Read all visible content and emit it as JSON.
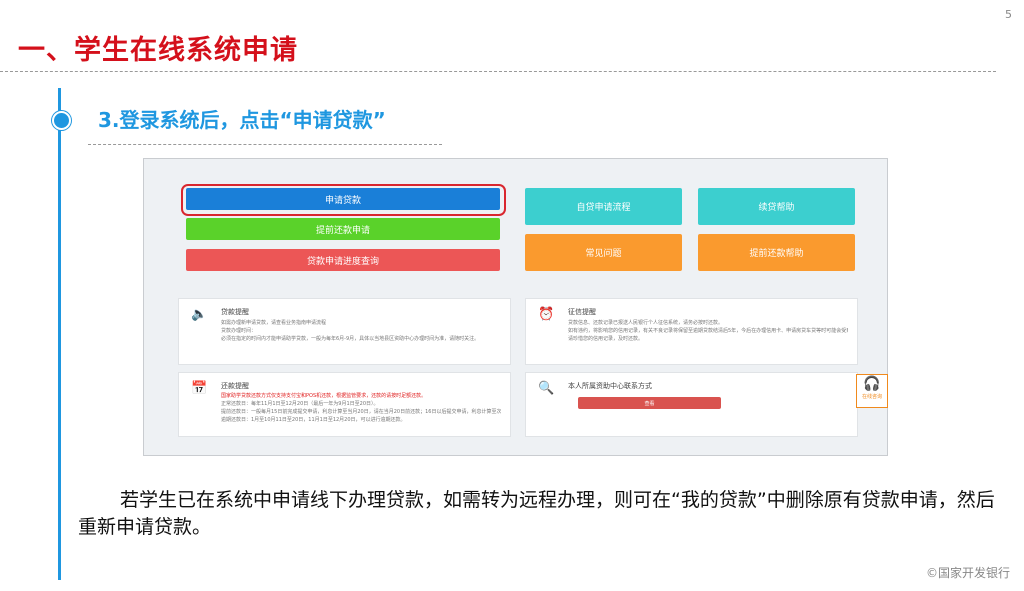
{
  "slide": {
    "page_number": "5",
    "title": "一、学生在线系统申请",
    "step": "3.登录系统后，点击“申请贷款”",
    "paragraph": "若学生已在系统中申请线下办理贷款，如需转为远程办理，则可在“我的贷款”中删除原有贷款申请，然后重新申请贷款。",
    "copyright": "©国家开发银行"
  },
  "screenshot": {
    "buttons": {
      "apply": "申请贷款",
      "prepay": "提前还款申请",
      "query": "贷款申请进度查询",
      "flow": "自贷申请流程",
      "help1": "续贷帮助",
      "faq": "常见问题",
      "help2": "提前还款帮助"
    },
    "cards": {
      "loan_notice": {
        "title": "贷款提醒",
        "lines": [
          "如需办理新申请贷款，请查看业务指南申请流程",
          "贷款办理时间：",
          "必须在指定的时间内才能申请助学贷款，一般为每年6月-9月，具体以当地县区资助中心办理时间为准，请随时关注。"
        ]
      },
      "credit_notice": {
        "title": "征信提醒",
        "lines": [
          "贷款信息、还款记录已报送人民银行个人征信系统，请务必按时还款。",
          "如有违约，将影响您的信用记录，有关不良记录将保留至逾期贷款结清后5年，今后在办理信用卡、申请房贷车贷等时可能会受到影响。",
          "请珍惜您的信用记录，及时还款。"
        ]
      },
      "repay_notice": {
        "title": "还款提醒",
        "red_line": "国家助学贷款还款方式仅支持支付宝和POS机还款，根据监管要求，还款的请按时足额还款。",
        "lines": [
          "正常还款日：每年11月1日至12月20日（最后一年为9月1日至20日）。",
          "提前还款日：一般每月15日前完成提交申请，利息计算至当月20日，请在当月20日前还款；16日以后提交申请，利息计算至次月20日，请于次月20日前还款。",
          "逾期还款日：1月至10月11日至20日，11月1日至12月20日，可以进行逾期还款。"
        ]
      },
      "contact": {
        "title": "本人所属资助中心联系方式",
        "button": "查看"
      }
    },
    "service_label": "在线咨询"
  },
  "colors": {
    "title_red": "#d4101b",
    "accent_blue": "#1f97e0"
  },
  "icons": {
    "speaker": "speaker-icon",
    "alarm": "alarm-clock-icon",
    "calendar": "calendar-icon",
    "search": "search-icon",
    "headset": "headset-icon"
  }
}
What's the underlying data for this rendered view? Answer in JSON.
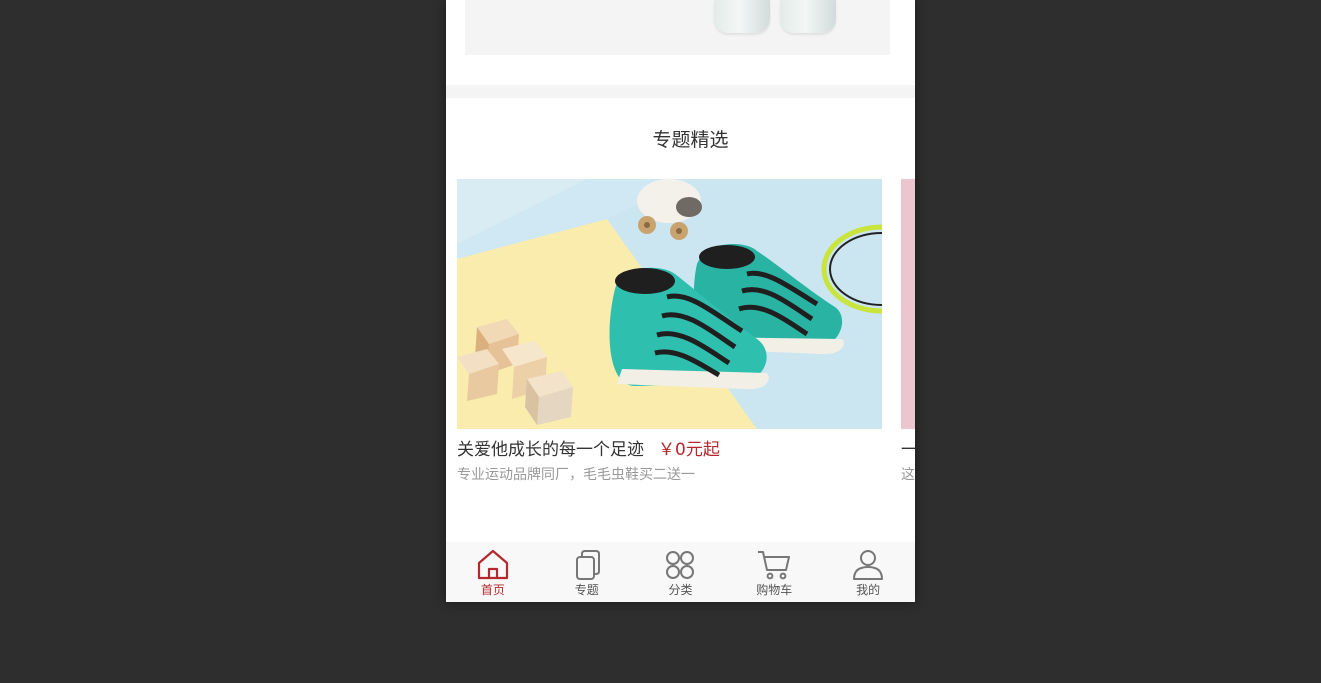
{
  "section": {
    "title": "专题精选"
  },
  "topics": [
    {
      "title": "关爱他成长的每一个足迹",
      "price": "￥0元起",
      "desc": "专业运动品牌同厂，毛毛虫鞋买二送一"
    },
    {
      "title": "一",
      "price": "",
      "desc": "这"
    }
  ],
  "tabs": [
    {
      "label": "首页",
      "icon": "home-icon",
      "active": true
    },
    {
      "label": "专题",
      "icon": "topic-icon",
      "active": false
    },
    {
      "label": "分类",
      "icon": "category-icon",
      "active": false
    },
    {
      "label": "购物车",
      "icon": "cart-icon",
      "active": false
    },
    {
      "label": "我的",
      "icon": "user-icon",
      "active": false
    }
  ],
  "colors": {
    "accent": "#b4282d",
    "page_bg": "#2e2e2e",
    "divider": "#f4f4f4",
    "muted_text": "#999999"
  }
}
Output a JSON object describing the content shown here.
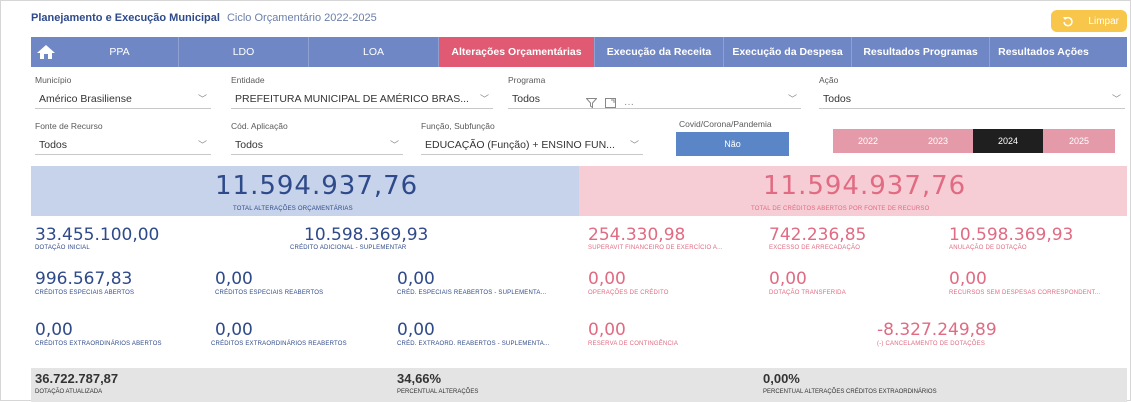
{
  "header": {
    "title": "Planejamento e Execução Municipal",
    "subtitle": "Ciclo Orçamentário 2022-2025",
    "clear_label": "Limpar"
  },
  "nav": {
    "home_icon": "home-icon",
    "items": [
      "PPA",
      "LDO",
      "LOA",
      "Alterações Orçamentárias",
      "Execução da Receita",
      "Execução da Despesa",
      "Resultados Programas",
      "Resultados Ações"
    ],
    "active_index": 3
  },
  "filters": {
    "municipio": {
      "label": "Município",
      "value": "Américo Brasiliense"
    },
    "entidade": {
      "label": "Entidade",
      "value": "PREFEITURA MUNICIPAL DE AMÉRICO BRAS..."
    },
    "programa": {
      "label": "Programa",
      "value": "Todos"
    },
    "acao": {
      "label": "Ação",
      "value": "Todos"
    },
    "fonte": {
      "label": "Fonte de Recurso",
      "value": "Todos"
    },
    "cod_aplicacao": {
      "label": "Cód. Aplicação",
      "value": "Todos"
    },
    "funcao": {
      "label": "Função, Subfunção",
      "value": "EDUCAÇÃO (Função) + ENSINO FUN..."
    },
    "covid": {
      "label": "Covid/Corona/Pandemia",
      "value": "Não"
    },
    "years": [
      "2022",
      "2023",
      "2024",
      "2025"
    ],
    "selected_year": "2024"
  },
  "totals": {
    "left_value": "11.594.937,76",
    "left_label": "TOTAL ALTERAÇÕES ORÇAMENTÁRIAS",
    "right_value": "11.594.937,76",
    "right_label": "TOTAL DE CRÉDITOS ABERTOS POR FONTE DE RECURSO"
  },
  "metrics": {
    "dotacao_inicial": {
      "value": "33.455.100,00",
      "label": "DOTAÇÃO INICIAL"
    },
    "credito_suplementar": {
      "value": "10.598.369,93",
      "label": "CRÉDITO ADICIONAL - SUPLEMENTAR"
    },
    "superavit": {
      "value": "254.330,98",
      "label": "SUPERAVIT FINANCEIRO DE EXERCÍCIO A..."
    },
    "excesso": {
      "value": "742.236,85",
      "label": "EXCESSO DE ARRECADAÇÃO"
    },
    "anulacao": {
      "value": "10.598.369,93",
      "label": "ANULAÇÃO DE DOTAÇÃO"
    },
    "especiais_abertos": {
      "value": "996.567,83",
      "label": "CRÉDITOS ESPECIAIS ABERTOS"
    },
    "especiais_reabertos": {
      "value": "0,00",
      "label": "CRÉDITOS ESPECIAIS REABERTOS"
    },
    "cred_especiais_reab_supl": {
      "value": "0,00",
      "label": "CRÉD. ESPECIAIS REABERTOS - SUPLEMENTA..."
    },
    "operacoes_credito": {
      "value": "0,00",
      "label": "OPERAÇÕES DE CRÉDITO"
    },
    "dotacao_transferida": {
      "value": "0,00",
      "label": "DOTAÇÃO TRANSFERIDA"
    },
    "recursos_sem_despesas": {
      "value": "0,00",
      "label": "RECURSOS SEM DESPESAS CORRESPONDENT..."
    },
    "extra_abertos": {
      "value": "0,00",
      "label": "CRÉDITOS EXTRAORDINÁRIOS ABERTOS"
    },
    "extra_reabertos": {
      "value": "0,00",
      "label": "CRÉDITOS EXTRAORDINÁRIOS REABERTOS"
    },
    "cred_extra_reab_supl": {
      "value": "0,00",
      "label": "CRÉD. EXTRAORD. REABERTOS - SUPLEMENTA..."
    },
    "reserva": {
      "value": "0,00",
      "label": "RESERVA DE CONTINGÊNCIA"
    },
    "cancelamento": {
      "value": "-8.327.249,89",
      "label": "(-) CANCELAMENTO DE DOTAÇÕES"
    }
  },
  "bottom": {
    "dotacao_atualizada": {
      "value": "36.722.787,87",
      "label": "DOTAÇÃO ATUALIZADA"
    },
    "percentual_alteracoes": {
      "value": "34,66%",
      "label": "PERCENTUAL ALTERAÇÕES"
    },
    "percentual_extra": {
      "value": "0,00%",
      "label": "PERCENTUAL ALTERAÇÕES CRÉDITOS EXTRAORDINÁRIOS"
    }
  },
  "colors": {
    "nav": "#6f87c4",
    "active": "#e15a74",
    "blue_text": "#2f4a8a",
    "pink_text": "#e06b82",
    "limpar": "#f7c64a"
  }
}
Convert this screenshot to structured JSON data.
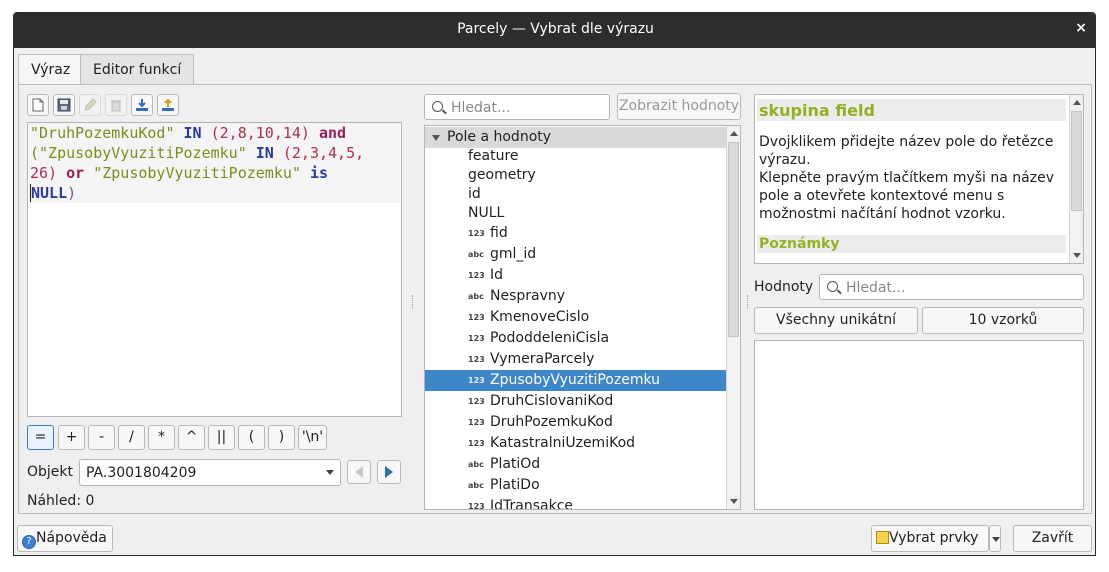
{
  "window": {
    "title": "Parcely — Vybrat dle výrazu",
    "close_glyph": "×"
  },
  "tabs": [
    {
      "label": "Výraz",
      "active": true
    },
    {
      "label": "Editor funkcí",
      "active": false
    }
  ],
  "toolbar": {
    "icons": [
      "new-file-icon",
      "save-icon",
      "edit-icon",
      "delete-icon",
      "import-icon",
      "export-icon"
    ]
  },
  "editor": {
    "lines": [
      [
        "\"DruhPozemkuKod\"",
        " IN ",
        "(2,8,10,14)",
        " and"
      ],
      [
        "(\"ZpusobyVyuzitiPozemku\"",
        " IN ",
        "(2,3,4,5,"
      ],
      [
        "26)",
        " or ",
        "\"ZpusobyVyuzitiPozemku\"",
        " is"
      ],
      [
        "NULL",
        ")"
      ]
    ]
  },
  "operators": [
    "=",
    "+",
    "-",
    "/",
    "*",
    "^",
    "||",
    "(",
    ")",
    "'\\n'"
  ],
  "preview": {
    "object_label": "Objekt",
    "object_value": "PA.3001804209",
    "preview_label": "Náhled:",
    "preview_value": "0"
  },
  "middle": {
    "search_placeholder": "Hledat...",
    "show_values_button": "Zobrazit hodnoty",
    "tree": {
      "group_label": "Pole a hodnoty",
      "items": [
        {
          "type": "",
          "name": "feature"
        },
        {
          "type": "",
          "name": "geometry"
        },
        {
          "type": "",
          "name": "id"
        },
        {
          "type": "",
          "name": "NULL"
        },
        {
          "type": "123",
          "name": "fid"
        },
        {
          "type": "abc",
          "name": "gml_id"
        },
        {
          "type": "123",
          "name": "Id"
        },
        {
          "type": "abc",
          "name": "Nespravny"
        },
        {
          "type": "123",
          "name": "KmenoveCislo"
        },
        {
          "type": "123",
          "name": "PododdeleniCisla"
        },
        {
          "type": "123",
          "name": "VymeraParcely"
        },
        {
          "type": "123",
          "name": "ZpusobyVyuzitiPozemku",
          "selected": true
        },
        {
          "type": "123",
          "name": "DruhCislovaniKod"
        },
        {
          "type": "123",
          "name": "DruhPozemkuKod"
        },
        {
          "type": "123",
          "name": "KatastralniUzemiKod"
        },
        {
          "type": "abc",
          "name": "PlatiOd"
        },
        {
          "type": "abc",
          "name": "PlatiDo"
        },
        {
          "type": "123",
          "name": "IdTransakce"
        }
      ]
    }
  },
  "help": {
    "heading": "skupina field",
    "text_1": "Dvojklikem přidejte název pole do řetězce výrazu.",
    "text_2": "Klepněte pravým tlačítkem myši na název pole a otevřete kontextové menu s možnostmi načítání hodnot vzorku.",
    "notes_heading": "Poznámky"
  },
  "values": {
    "label": "Hodnoty",
    "search_placeholder": "Hledat...",
    "all_unique_button": "Všechny unikátní",
    "samples_button": "10 vzorků"
  },
  "footer": {
    "help_button": "Nápověda",
    "select_button": "Vybrat prvky",
    "close_button": "Zavřít"
  },
  "colors": {
    "selection": "#3d87c9",
    "help_heading": "#93b023",
    "string_literal": "#7c8d1a",
    "keyword": "#2a3aa0",
    "number": "#b12e4a"
  }
}
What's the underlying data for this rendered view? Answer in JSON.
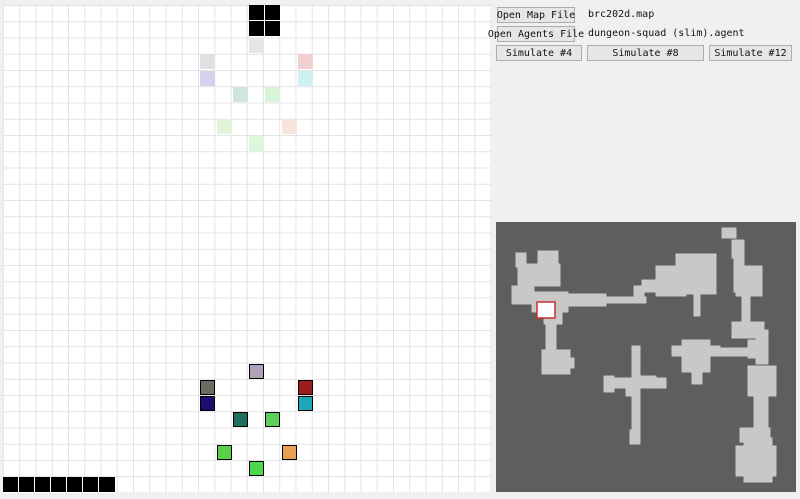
{
  "controls": {
    "open_map_label": "Open Map File",
    "map_file": "brc202d.map",
    "open_agents_label": "Open Agents File",
    "agents_file": "dungeon-squad (slim).agent",
    "simulate_4_label": "Simulate #4",
    "simulate_8_label": "Simulate #8",
    "simulate_12_label": "Simulate #12"
  },
  "colors": {
    "agents": [
      "#b0a0b8",
      "#6b6b60",
      "#9b1c1c",
      "#1a0f6e",
      "#1ca8b8",
      "#1f6e60",
      "#5ccf5c",
      "#5ccf4a",
      "#e8a050",
      "#4cd84c"
    ],
    "ghosts": [
      "#e6e6e8",
      "#e0e0e2",
      "#f0d0d0",
      "#d8d0ec",
      "#d0f0f0",
      "#d0e4e0",
      "#d8f4d8",
      "#e0f4d8",
      "#f8e4d8",
      "#dcf8dc"
    ],
    "minimap_bg": "#5e5e5e",
    "minimap_floor": "#c8c8c8",
    "viewport": "#c83030"
  }
}
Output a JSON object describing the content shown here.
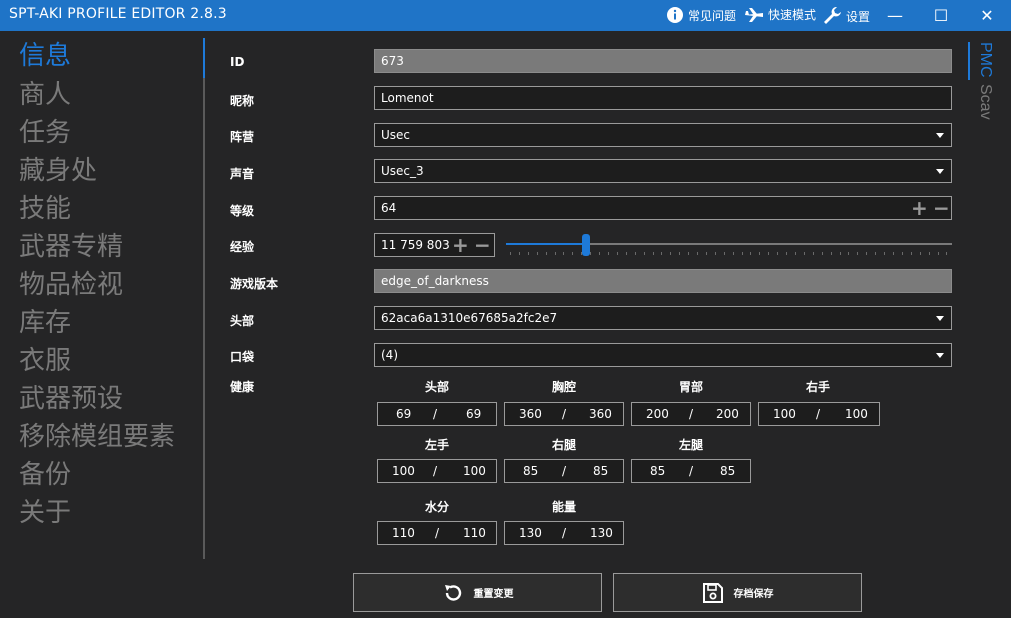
{
  "window": {
    "title": "SPT-AKI PROFILE EDITOR  2.8.3",
    "faq": "常见问题",
    "fast_mode": "快速模式",
    "settings": "设置",
    "minimize": "—",
    "maximize": "☐",
    "close": "✕"
  },
  "sidebar": {
    "items": [
      "信息",
      "商人",
      "任务",
      "藏身处",
      "技能",
      "武器专精",
      "物品检视",
      "库存",
      "衣服",
      "武器预设",
      "移除模组要素",
      "备份",
      "关于"
    ],
    "active_index": 0
  },
  "tabs": {
    "pmc": "PMC",
    "scav": "Scav"
  },
  "form": {
    "id_label": "ID",
    "id_value": "673",
    "nickname_label": "昵称",
    "nickname_value": "Lomenot",
    "side_label": "阵营",
    "side_value": "Usec",
    "voice_label": "声音",
    "voice_value": "Usec_3",
    "level_label": "等级",
    "level_value": "64",
    "experience_label": "经验",
    "experience_value": "11 759 803",
    "experience_slider_fraction": 0.18,
    "game_version_label": "游戏版本",
    "game_version_value": "edge_of_darkness",
    "head_label": "头部",
    "head_value": "62aca6a1310e67685a2fc2e7",
    "pockets_label": "口袋",
    "pockets_value": "(4)",
    "plus": "+",
    "minus": "−"
  },
  "health": {
    "label": "健康",
    "separator": "/",
    "parts": [
      {
        "name": "头部",
        "current": "69",
        "max": "69"
      },
      {
        "name": "胸腔",
        "current": "360",
        "max": "360"
      },
      {
        "name": "胃部",
        "current": "200",
        "max": "200"
      },
      {
        "name": "右手",
        "current": "100",
        "max": "100"
      },
      {
        "name": "左手",
        "current": "100",
        "max": "100"
      },
      {
        "name": "右腿",
        "current": "85",
        "max": "85"
      },
      {
        "name": "左腿",
        "current": "85",
        "max": "85"
      },
      {
        "name": "水分",
        "current": "110",
        "max": "110"
      },
      {
        "name": "能量",
        "current": "130",
        "max": "130"
      }
    ]
  },
  "buttons": {
    "reset": "重置变更",
    "save": "存档保存"
  },
  "colors": {
    "accent": "#1e7ad9",
    "titlebar": "#1f74c7",
    "background": "#252526"
  }
}
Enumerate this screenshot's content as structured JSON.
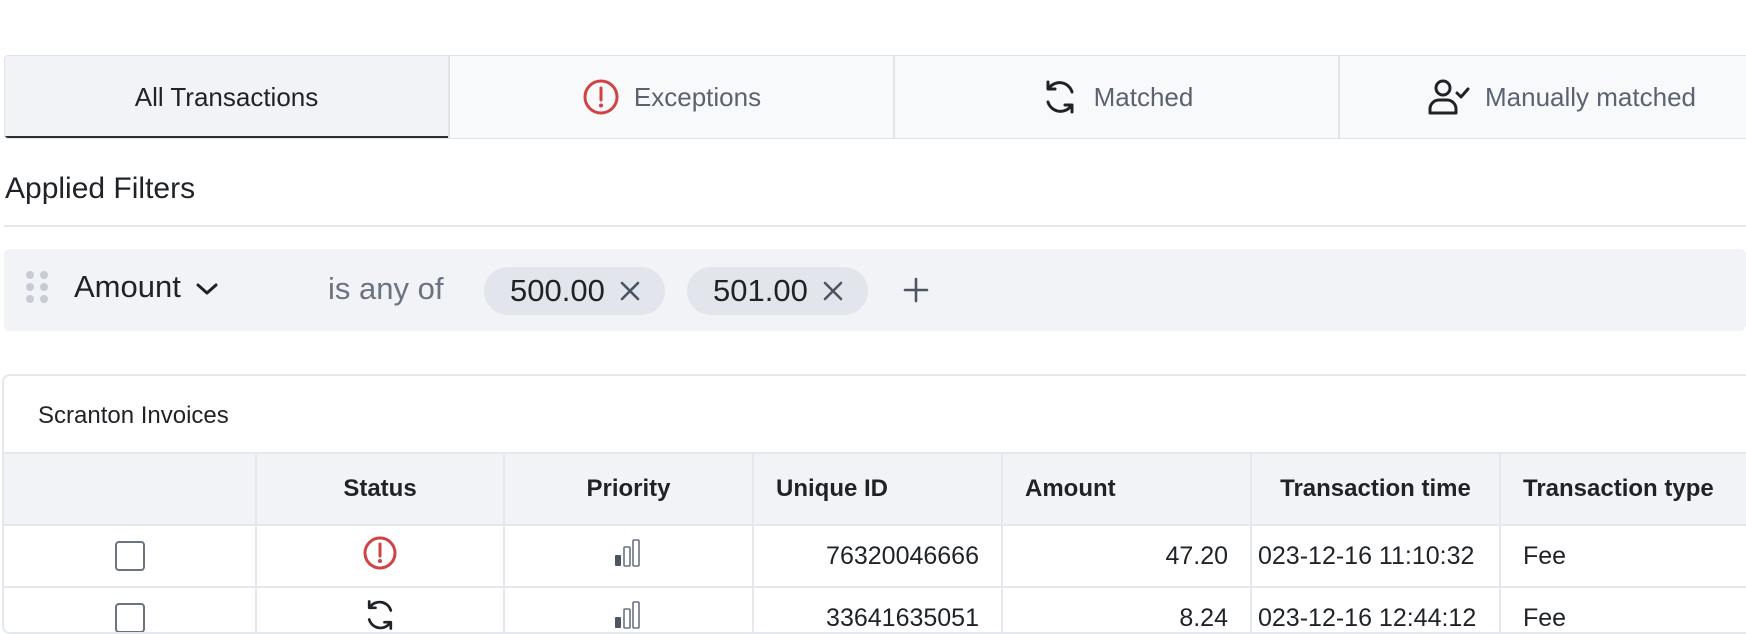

> _Goal of the exercise_: Collect the lines of the data that carry the word "Open".

> _Full response_:
    "open_map_label": "Open Map File",
    "open_agents_label": "Open Agents File",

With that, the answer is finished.